### GIVEN INSTRUCTION
Extract the complete listing and output it unchanged.

Excerpts from a figure dataset:
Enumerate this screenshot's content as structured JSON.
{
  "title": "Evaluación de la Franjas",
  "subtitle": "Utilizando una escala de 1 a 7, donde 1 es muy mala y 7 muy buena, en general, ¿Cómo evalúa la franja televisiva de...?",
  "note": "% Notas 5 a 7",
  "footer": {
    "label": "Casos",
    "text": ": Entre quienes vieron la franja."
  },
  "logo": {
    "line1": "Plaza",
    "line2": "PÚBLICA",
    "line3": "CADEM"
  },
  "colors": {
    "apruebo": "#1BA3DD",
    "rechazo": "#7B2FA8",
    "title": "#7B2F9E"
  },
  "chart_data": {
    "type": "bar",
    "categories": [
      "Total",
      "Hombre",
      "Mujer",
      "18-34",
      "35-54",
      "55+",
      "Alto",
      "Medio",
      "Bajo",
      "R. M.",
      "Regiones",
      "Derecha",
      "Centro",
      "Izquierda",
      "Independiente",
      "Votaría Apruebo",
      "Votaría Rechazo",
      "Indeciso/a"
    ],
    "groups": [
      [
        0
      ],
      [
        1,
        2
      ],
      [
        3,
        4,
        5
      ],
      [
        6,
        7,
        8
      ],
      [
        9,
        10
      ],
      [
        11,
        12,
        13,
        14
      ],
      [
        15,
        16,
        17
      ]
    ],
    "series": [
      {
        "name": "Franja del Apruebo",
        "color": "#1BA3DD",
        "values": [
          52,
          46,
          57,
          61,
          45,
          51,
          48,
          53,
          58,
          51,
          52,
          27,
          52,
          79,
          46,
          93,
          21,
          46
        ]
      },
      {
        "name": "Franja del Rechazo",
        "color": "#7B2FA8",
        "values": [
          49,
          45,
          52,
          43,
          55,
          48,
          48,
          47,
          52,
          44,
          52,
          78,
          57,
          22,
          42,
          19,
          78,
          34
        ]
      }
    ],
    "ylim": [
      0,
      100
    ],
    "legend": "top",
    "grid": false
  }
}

### EXPECTED OUTPUT
Enumerate this screenshot's content as structured JSON.
{
  "title": "Evaluación de la Franjas",
  "subtitle": "Utilizando una escala de 1 a 7, donde 1 es muy mala y 7 muy buena, en general, ¿Cómo evalúa la franja televisiva de...?",
  "note": "% Notas 5 a 7",
  "footer": {
    "label": "Casos",
    "text": ": Entre quienes vieron la franja."
  },
  "logo": {
    "line1": "Plaza",
    "line2": "PÚBLICA",
    "line3": "CADEM"
  },
  "colors": {
    "apruebo": "#1BA3DD",
    "rechazo": "#7B2FA8",
    "title": "#7B2F9E"
  },
  "chart_data": {
    "type": "bar",
    "categories": [
      "Total",
      "Hombre",
      "Mujer",
      "18-34",
      "35-54",
      "55+",
      "Alto",
      "Medio",
      "Bajo",
      "R. M.",
      "Regiones",
      "Derecha",
      "Centro",
      "Izquierda",
      "Independiente",
      "Votaría Apruebo",
      "Votaría Rechazo",
      "Indeciso/a"
    ],
    "groups": [
      [
        0
      ],
      [
        1,
        2
      ],
      [
        3,
        4,
        5
      ],
      [
        6,
        7,
        8
      ],
      [
        9,
        10
      ],
      [
        11,
        12,
        13,
        14
      ],
      [
        15,
        16,
        17
      ]
    ],
    "series": [
      {
        "name": "Franja del Apruebo",
        "color": "#1BA3DD",
        "values": [
          52,
          46,
          57,
          61,
          45,
          51,
          48,
          53,
          58,
          51,
          52,
          27,
          52,
          79,
          46,
          93,
          21,
          46
        ]
      },
      {
        "name": "Franja del Rechazo",
        "color": "#7B2FA8",
        "values": [
          49,
          45,
          52,
          43,
          55,
          48,
          48,
          47,
          52,
          44,
          52,
          78,
          57,
          22,
          42,
          19,
          78,
          34
        ]
      }
    ],
    "ylim": [
      0,
      100
    ],
    "legend": "top",
    "grid": false
  }
}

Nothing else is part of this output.